>> start DATA EXTRACT
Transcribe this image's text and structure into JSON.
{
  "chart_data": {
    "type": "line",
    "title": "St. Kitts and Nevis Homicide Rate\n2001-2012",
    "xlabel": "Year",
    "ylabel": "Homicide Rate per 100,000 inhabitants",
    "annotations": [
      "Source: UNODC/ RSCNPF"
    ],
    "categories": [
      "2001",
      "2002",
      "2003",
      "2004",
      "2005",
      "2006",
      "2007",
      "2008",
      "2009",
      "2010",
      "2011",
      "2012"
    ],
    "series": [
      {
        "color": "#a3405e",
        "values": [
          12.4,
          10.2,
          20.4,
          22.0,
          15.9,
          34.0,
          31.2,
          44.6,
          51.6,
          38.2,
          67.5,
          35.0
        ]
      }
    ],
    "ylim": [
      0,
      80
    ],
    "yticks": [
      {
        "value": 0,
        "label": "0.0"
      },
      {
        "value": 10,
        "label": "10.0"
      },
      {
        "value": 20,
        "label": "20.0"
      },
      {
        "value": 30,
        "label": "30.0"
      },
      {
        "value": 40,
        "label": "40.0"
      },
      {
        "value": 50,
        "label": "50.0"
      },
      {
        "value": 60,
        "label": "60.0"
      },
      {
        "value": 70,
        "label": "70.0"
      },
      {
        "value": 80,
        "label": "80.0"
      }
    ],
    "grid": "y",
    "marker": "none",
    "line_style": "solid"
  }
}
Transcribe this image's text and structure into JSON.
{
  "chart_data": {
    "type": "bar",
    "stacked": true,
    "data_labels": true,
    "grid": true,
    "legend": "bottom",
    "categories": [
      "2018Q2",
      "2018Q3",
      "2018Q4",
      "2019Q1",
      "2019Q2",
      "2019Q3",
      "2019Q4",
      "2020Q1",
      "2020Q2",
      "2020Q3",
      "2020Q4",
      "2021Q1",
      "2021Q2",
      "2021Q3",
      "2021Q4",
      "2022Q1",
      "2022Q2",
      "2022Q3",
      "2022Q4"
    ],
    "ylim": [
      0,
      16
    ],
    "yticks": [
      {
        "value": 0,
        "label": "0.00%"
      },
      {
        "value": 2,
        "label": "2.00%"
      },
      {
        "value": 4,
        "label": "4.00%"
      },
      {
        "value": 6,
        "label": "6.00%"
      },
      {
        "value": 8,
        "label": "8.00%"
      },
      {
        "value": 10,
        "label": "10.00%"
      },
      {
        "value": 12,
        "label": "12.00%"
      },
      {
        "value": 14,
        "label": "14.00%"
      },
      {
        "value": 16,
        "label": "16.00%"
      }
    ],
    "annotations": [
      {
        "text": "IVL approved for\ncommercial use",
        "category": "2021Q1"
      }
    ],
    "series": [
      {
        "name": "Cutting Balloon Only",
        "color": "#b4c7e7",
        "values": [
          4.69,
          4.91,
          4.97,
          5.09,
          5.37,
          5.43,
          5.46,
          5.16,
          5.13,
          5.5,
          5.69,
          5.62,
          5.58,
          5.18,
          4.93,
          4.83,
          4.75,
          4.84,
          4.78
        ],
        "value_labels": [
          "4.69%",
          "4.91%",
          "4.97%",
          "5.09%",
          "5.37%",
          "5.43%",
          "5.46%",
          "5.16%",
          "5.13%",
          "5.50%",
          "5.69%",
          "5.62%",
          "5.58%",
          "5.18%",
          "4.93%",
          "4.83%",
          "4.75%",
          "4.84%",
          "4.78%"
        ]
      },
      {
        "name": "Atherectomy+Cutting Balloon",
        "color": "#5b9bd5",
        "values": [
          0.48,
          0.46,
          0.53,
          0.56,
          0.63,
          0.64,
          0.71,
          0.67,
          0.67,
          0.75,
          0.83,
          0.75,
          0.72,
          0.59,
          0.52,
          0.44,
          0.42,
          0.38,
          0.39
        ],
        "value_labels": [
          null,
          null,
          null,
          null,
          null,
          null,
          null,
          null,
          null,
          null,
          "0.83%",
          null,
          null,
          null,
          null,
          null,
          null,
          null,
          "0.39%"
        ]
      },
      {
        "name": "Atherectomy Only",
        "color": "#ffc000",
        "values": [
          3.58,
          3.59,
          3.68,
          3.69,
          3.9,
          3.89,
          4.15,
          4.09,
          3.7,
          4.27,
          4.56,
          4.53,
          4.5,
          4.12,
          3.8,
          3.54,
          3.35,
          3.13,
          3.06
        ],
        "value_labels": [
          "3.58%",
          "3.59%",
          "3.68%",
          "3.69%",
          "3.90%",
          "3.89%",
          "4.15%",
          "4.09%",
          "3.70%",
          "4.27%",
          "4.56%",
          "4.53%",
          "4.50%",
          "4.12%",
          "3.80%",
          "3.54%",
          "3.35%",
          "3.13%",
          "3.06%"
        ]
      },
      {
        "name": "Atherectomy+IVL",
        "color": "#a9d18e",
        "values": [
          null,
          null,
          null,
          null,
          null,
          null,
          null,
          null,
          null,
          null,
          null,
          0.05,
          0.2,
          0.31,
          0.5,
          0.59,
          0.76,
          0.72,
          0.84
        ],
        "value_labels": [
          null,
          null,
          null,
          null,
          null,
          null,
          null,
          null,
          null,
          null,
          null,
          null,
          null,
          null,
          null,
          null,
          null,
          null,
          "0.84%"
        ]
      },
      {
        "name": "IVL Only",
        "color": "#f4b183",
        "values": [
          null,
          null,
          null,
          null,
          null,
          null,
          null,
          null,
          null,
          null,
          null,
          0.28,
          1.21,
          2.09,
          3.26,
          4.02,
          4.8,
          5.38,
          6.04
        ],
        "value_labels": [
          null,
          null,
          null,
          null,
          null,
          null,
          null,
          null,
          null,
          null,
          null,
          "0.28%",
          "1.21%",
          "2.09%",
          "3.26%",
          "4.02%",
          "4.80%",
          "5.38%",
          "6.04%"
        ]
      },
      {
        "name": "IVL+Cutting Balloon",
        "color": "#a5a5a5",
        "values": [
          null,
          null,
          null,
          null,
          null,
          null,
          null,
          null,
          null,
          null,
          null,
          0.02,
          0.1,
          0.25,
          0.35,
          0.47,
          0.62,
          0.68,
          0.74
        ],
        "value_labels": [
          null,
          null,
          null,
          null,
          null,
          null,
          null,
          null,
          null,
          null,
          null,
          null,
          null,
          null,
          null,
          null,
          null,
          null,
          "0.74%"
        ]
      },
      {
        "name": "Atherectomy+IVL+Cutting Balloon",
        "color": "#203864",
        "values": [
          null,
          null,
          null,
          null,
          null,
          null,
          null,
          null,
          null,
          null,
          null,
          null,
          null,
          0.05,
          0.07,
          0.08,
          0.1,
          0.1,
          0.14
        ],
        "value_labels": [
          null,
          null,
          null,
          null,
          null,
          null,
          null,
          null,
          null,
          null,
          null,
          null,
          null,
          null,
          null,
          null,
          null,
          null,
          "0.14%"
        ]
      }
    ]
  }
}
>> end DATA EXTRACT
● THE EXERCISE
Copy out every entry again, exactly as it was given.

● TASK OUTPUT
Transcribe this image's text and structure into JSON.
{
  "chart_data": {
    "type": "line",
    "title": "St. Kitts and Nevis Homicide Rate\n2001-2012",
    "xlabel": "Year",
    "ylabel": "Homicide Rate per 100,000 inhabitants",
    "annotations": [
      "Source: UNODC/ RSCNPF"
    ],
    "categories": [
      "2001",
      "2002",
      "2003",
      "2004",
      "2005",
      "2006",
      "2007",
      "2008",
      "2009",
      "2010",
      "2011",
      "2012"
    ],
    "series": [
      {
        "color": "#a3405e",
        "values": [
          12.4,
          10.2,
          20.4,
          22.0,
          15.9,
          34.0,
          31.2,
          44.6,
          51.6,
          38.2,
          67.5,
          35.0
        ]
      }
    ],
    "ylim": [
      0,
      80
    ],
    "yticks": [
      {
        "value": 0,
        "label": "0.0"
      },
      {
        "value": 10,
        "label": "10.0"
      },
      {
        "value": 20,
        "label": "20.0"
      },
      {
        "value": 30,
        "label": "30.0"
      },
      {
        "value": 40,
        "label": "40.0"
      },
      {
        "value": 50,
        "label": "50.0"
      },
      {
        "value": 60,
        "label": "60.0"
      },
      {
        "value": 70,
        "label": "70.0"
      },
      {
        "value": 80,
        "label": "80.0"
      }
    ],
    "grid": "y",
    "marker": "none",
    "line_style": "solid"
  }
}
Transcribe this image's text and structure into JSON.
{
  "chart_data": {
    "type": "bar",
    "stacked": true,
    "data_labels": true,
    "grid": true,
    "legend": "bottom",
    "categories": [
      "2018Q2",
      "2018Q3",
      "2018Q4",
      "2019Q1",
      "2019Q2",
      "2019Q3",
      "2019Q4",
      "2020Q1",
      "2020Q2",
      "2020Q3",
      "2020Q4",
      "2021Q1",
      "2021Q2",
      "2021Q3",
      "2021Q4",
      "2022Q1",
      "2022Q2",
      "2022Q3",
      "2022Q4"
    ],
    "ylim": [
      0,
      16
    ],
    "yticks": [
      {
        "value": 0,
        "label": "0.00%"
      },
      {
        "value": 2,
        "label": "2.00%"
      },
      {
        "value": 4,
        "label": "4.00%"
      },
      {
        "value": 6,
        "label": "6.00%"
      },
      {
        "value": 8,
        "label": "8.00%"
      },
      {
        "value": 10,
        "label": "10.00%"
      },
      {
        "value": 12,
        "label": "12.00%"
      },
      {
        "value": 14,
        "label": "14.00%"
      },
      {
        "value": 16,
        "label": "16.00%"
      }
    ],
    "annotations": [
      {
        "text": "IVL approved for\ncommercial use",
        "category": "2021Q1"
      }
    ],
    "series": [
      {
        "name": "Cutting Balloon Only",
        "color": "#b4c7e7",
        "values": [
          4.69,
          4.91,
          4.97,
          5.09,
          5.37,
          5.43,
          5.46,
          5.16,
          5.13,
          5.5,
          5.69,
          5.62,
          5.58,
          5.18,
          4.93,
          4.83,
          4.75,
          4.84,
          4.78
        ],
        "value_labels": [
          "4.69%",
          "4.91%",
          "4.97%",
          "5.09%",
          "5.37%",
          "5.43%",
          "5.46%",
          "5.16%",
          "5.13%",
          "5.50%",
          "5.69%",
          "5.62%",
          "5.58%",
          "5.18%",
          "4.93%",
          "4.83%",
          "4.75%",
          "4.84%",
          "4.78%"
        ]
      },
      {
        "name": "Atherectomy+Cutting Balloon",
        "color": "#5b9bd5",
        "values": [
          0.48,
          0.46,
          0.53,
          0.56,
          0.63,
          0.64,
          0.71,
          0.67,
          0.67,
          0.75,
          0.83,
          0.75,
          0.72,
          0.59,
          0.52,
          0.44,
          0.42,
          0.38,
          0.39
        ],
        "value_labels": [
          null,
          null,
          null,
          null,
          null,
          null,
          null,
          null,
          null,
          null,
          "0.83%",
          null,
          null,
          null,
          null,
          null,
          null,
          null,
          "0.39%"
        ]
      },
      {
        "name": "Atherectomy Only",
        "color": "#ffc000",
        "values": [
          3.58,
          3.59,
          3.68,
          3.69,
          3.9,
          3.89,
          4.15,
          4.09,
          3.7,
          4.27,
          4.56,
          4.53,
          4.5,
          4.12,
          3.8,
          3.54,
          3.35,
          3.13,
          3.06
        ],
        "value_labels": [
          "3.58%",
          "3.59%",
          "3.68%",
          "3.69%",
          "3.90%",
          "3.89%",
          "4.15%",
          "4.09%",
          "3.70%",
          "4.27%",
          "4.56%",
          "4.53%",
          "4.50%",
          "4.12%",
          "3.80%",
          "3.54%",
          "3.35%",
          "3.13%",
          "3.06%"
        ]
      },
      {
        "name": "Atherectomy+IVL",
        "color": "#a9d18e",
        "values": [
          null,
          null,
          null,
          null,
          null,
          null,
          null,
          null,
          null,
          null,
          null,
          0.05,
          0.2,
          0.31,
          0.5,
          0.59,
          0.76,
          0.72,
          0.84
        ],
        "value_labels": [
          null,
          null,
          null,
          null,
          null,
          null,
          null,
          null,
          null,
          null,
          null,
          null,
          null,
          null,
          null,
          null,
          null,
          null,
          "0.84%"
        ]
      },
      {
        "name": "IVL Only",
        "color": "#f4b183",
        "values": [
          null,
          null,
          null,
          null,
          null,
          null,
          null,
          null,
          null,
          null,
          null,
          0.28,
          1.21,
          2.09,
          3.26,
          4.02,
          4.8,
          5.38,
          6.04
        ],
        "value_labels": [
          null,
          null,
          null,
          null,
          null,
          null,
          null,
          null,
          null,
          null,
          null,
          "0.28%",
          "1.21%",
          "2.09%",
          "3.26%",
          "4.02%",
          "4.80%",
          "5.38%",
          "6.04%"
        ]
      },
      {
        "name": "IVL+Cutting Balloon",
        "color": "#a5a5a5",
        "values": [
          null,
          null,
          null,
          null,
          null,
          null,
          null,
          null,
          null,
          null,
          null,
          0.02,
          0.1,
          0.25,
          0.35,
          0.47,
          0.62,
          0.68,
          0.74
        ],
        "value_labels": [
          null,
          null,
          null,
          null,
          null,
          null,
          null,
          null,
          null,
          null,
          null,
          null,
          null,
          null,
          null,
          null,
          null,
          null,
          "0.74%"
        ]
      },
      {
        "name": "Atherectomy+IVL+Cutting Balloon",
        "color": "#203864",
        "values": [
          null,
          null,
          null,
          null,
          null,
          null,
          null,
          null,
          null,
          null,
          null,
          null,
          null,
          0.05,
          0.07,
          0.08,
          0.1,
          0.1,
          0.14
        ],
        "value_labels": [
          null,
          null,
          null,
          null,
          null,
          null,
          null,
          null,
          null,
          null,
          null,
          null,
          null,
          null,
          null,
          null,
          null,
          null,
          "0.14%"
        ]
      }
    ]
  }
}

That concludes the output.